(Part of a data file)
-- Start --

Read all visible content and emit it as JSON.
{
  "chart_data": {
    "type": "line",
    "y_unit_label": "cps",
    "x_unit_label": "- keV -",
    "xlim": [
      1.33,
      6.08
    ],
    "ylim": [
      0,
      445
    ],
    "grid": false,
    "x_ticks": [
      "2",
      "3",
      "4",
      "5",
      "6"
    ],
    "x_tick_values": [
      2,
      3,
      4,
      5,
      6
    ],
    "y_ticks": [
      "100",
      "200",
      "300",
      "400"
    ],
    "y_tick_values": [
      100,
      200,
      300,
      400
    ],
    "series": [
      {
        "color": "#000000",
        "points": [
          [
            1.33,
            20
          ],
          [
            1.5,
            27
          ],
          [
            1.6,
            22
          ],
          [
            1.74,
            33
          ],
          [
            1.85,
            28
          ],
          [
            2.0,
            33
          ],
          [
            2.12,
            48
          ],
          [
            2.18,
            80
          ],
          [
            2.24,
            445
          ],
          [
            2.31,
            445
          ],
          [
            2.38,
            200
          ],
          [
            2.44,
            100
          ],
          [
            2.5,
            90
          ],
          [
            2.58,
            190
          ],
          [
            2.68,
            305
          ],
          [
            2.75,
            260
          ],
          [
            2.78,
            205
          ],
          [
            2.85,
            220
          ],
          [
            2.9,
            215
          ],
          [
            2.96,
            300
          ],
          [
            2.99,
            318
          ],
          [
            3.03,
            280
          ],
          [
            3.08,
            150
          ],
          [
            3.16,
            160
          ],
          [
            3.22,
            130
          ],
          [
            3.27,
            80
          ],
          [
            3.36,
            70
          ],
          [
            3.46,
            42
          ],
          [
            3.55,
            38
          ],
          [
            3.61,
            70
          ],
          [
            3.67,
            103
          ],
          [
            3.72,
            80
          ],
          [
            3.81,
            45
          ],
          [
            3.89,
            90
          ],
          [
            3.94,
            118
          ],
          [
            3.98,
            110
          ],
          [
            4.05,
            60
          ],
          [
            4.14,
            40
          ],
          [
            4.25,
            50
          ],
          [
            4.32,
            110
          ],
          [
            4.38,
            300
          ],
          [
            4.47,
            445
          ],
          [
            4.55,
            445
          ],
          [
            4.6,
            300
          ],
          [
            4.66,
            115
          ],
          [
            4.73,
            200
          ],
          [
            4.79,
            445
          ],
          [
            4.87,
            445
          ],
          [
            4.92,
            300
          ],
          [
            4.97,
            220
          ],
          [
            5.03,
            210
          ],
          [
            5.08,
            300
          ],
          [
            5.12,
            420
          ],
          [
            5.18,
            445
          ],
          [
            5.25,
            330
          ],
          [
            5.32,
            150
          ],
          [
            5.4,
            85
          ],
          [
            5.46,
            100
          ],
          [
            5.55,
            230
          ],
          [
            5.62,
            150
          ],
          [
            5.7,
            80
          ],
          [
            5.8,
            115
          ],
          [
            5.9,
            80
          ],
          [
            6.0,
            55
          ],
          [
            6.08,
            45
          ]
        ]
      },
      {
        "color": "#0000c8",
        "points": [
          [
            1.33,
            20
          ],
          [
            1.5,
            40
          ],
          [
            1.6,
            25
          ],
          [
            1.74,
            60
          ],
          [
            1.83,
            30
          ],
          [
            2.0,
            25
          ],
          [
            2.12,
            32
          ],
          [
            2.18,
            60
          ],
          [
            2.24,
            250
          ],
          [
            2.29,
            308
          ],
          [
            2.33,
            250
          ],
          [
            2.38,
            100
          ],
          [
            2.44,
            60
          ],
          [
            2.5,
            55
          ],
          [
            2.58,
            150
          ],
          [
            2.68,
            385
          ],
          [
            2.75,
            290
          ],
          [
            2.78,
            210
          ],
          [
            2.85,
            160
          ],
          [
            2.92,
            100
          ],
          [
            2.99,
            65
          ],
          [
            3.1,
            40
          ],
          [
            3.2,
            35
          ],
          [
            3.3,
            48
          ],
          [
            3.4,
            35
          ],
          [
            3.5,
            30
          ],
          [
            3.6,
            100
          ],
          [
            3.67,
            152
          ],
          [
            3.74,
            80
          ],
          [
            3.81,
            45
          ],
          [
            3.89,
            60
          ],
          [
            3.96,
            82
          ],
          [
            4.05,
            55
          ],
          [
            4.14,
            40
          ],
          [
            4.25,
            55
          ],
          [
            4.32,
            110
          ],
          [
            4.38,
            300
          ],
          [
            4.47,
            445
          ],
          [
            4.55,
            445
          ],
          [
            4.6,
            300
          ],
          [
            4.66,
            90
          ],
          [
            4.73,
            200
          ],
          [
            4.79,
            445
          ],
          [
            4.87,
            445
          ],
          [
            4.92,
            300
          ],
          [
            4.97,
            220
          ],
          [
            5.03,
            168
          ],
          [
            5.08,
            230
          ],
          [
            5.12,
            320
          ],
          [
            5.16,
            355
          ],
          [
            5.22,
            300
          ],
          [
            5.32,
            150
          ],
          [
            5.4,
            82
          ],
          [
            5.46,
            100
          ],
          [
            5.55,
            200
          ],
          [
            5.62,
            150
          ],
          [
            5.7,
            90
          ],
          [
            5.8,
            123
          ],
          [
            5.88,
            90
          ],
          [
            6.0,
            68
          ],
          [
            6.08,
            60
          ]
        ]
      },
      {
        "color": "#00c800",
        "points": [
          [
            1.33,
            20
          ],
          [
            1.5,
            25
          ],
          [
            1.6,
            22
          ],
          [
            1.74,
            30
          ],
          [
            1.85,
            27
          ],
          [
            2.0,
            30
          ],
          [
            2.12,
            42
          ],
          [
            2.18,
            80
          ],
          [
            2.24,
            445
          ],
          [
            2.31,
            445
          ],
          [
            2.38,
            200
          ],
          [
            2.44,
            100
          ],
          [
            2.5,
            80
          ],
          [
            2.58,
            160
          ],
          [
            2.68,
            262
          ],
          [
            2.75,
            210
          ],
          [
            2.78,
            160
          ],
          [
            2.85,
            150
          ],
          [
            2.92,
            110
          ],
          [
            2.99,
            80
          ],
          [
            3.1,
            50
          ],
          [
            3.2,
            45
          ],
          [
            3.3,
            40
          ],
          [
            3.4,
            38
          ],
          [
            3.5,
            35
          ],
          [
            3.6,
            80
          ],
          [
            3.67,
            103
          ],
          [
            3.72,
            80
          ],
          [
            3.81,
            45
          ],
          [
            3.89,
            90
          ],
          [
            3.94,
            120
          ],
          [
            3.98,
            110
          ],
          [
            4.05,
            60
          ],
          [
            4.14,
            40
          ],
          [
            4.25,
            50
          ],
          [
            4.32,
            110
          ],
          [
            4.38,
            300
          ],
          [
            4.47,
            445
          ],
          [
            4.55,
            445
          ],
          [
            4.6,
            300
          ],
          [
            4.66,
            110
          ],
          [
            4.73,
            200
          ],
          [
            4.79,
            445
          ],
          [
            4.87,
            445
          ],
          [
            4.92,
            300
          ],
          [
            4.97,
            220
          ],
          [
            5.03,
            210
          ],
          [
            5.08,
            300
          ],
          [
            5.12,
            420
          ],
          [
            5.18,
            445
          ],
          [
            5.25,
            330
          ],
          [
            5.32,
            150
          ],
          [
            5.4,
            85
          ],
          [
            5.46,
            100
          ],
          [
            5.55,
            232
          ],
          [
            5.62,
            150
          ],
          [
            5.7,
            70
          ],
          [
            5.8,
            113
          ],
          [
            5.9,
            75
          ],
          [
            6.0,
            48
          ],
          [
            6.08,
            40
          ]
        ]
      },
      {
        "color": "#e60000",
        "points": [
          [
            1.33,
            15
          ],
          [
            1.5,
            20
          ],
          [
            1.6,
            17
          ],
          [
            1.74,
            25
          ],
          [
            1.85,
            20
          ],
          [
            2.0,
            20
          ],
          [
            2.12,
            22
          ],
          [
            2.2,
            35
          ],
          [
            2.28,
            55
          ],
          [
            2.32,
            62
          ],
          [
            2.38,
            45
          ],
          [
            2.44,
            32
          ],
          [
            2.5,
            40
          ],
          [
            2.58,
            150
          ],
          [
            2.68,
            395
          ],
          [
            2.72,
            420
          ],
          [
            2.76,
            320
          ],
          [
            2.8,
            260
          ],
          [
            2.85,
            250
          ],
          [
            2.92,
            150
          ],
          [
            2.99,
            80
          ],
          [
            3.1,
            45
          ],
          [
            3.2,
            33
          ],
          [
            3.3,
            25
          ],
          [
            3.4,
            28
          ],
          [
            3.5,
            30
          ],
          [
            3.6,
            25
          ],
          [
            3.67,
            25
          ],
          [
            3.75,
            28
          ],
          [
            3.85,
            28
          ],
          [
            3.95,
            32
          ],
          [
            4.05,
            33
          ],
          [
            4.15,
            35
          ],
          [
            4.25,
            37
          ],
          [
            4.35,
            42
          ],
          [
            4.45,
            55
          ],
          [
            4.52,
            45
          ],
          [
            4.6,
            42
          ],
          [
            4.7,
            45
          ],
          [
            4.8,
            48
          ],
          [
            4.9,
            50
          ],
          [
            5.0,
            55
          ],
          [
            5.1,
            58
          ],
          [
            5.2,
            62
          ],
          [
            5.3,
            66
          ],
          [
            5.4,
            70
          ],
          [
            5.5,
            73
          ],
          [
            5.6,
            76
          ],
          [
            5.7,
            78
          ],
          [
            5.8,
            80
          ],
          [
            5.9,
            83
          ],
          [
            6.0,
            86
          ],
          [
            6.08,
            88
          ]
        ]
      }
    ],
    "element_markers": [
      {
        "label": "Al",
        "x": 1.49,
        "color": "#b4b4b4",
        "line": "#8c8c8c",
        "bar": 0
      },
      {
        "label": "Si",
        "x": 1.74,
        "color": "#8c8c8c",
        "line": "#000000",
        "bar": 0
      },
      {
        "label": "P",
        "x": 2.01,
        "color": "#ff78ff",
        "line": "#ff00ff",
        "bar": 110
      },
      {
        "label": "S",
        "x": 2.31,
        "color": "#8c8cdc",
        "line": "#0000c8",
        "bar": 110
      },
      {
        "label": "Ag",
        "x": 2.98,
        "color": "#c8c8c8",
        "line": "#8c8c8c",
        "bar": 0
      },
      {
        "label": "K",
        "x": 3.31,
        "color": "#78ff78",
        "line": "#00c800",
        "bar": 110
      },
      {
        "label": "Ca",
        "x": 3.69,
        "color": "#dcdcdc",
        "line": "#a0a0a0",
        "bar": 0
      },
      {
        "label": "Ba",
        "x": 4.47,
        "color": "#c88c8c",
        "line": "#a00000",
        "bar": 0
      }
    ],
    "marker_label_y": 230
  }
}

-- End --

→ What the exercise asks
Extract every line containing the string "color" from the material.

→ Answer to the exercise
        "color": "#000000",
        "color": "#0000c8",
        "color": "#00c800",
        "color": "#e60000",
        "color": "#b4b4b4",
        "color": "#8c8c8c",
        "color": "#ff78ff",
        "color": "#8c8cdc",
        "color": "#c8c8c8",
        "color": "#78ff78",
        "color": "#dcdcdc",
        "color": "#c88c8c",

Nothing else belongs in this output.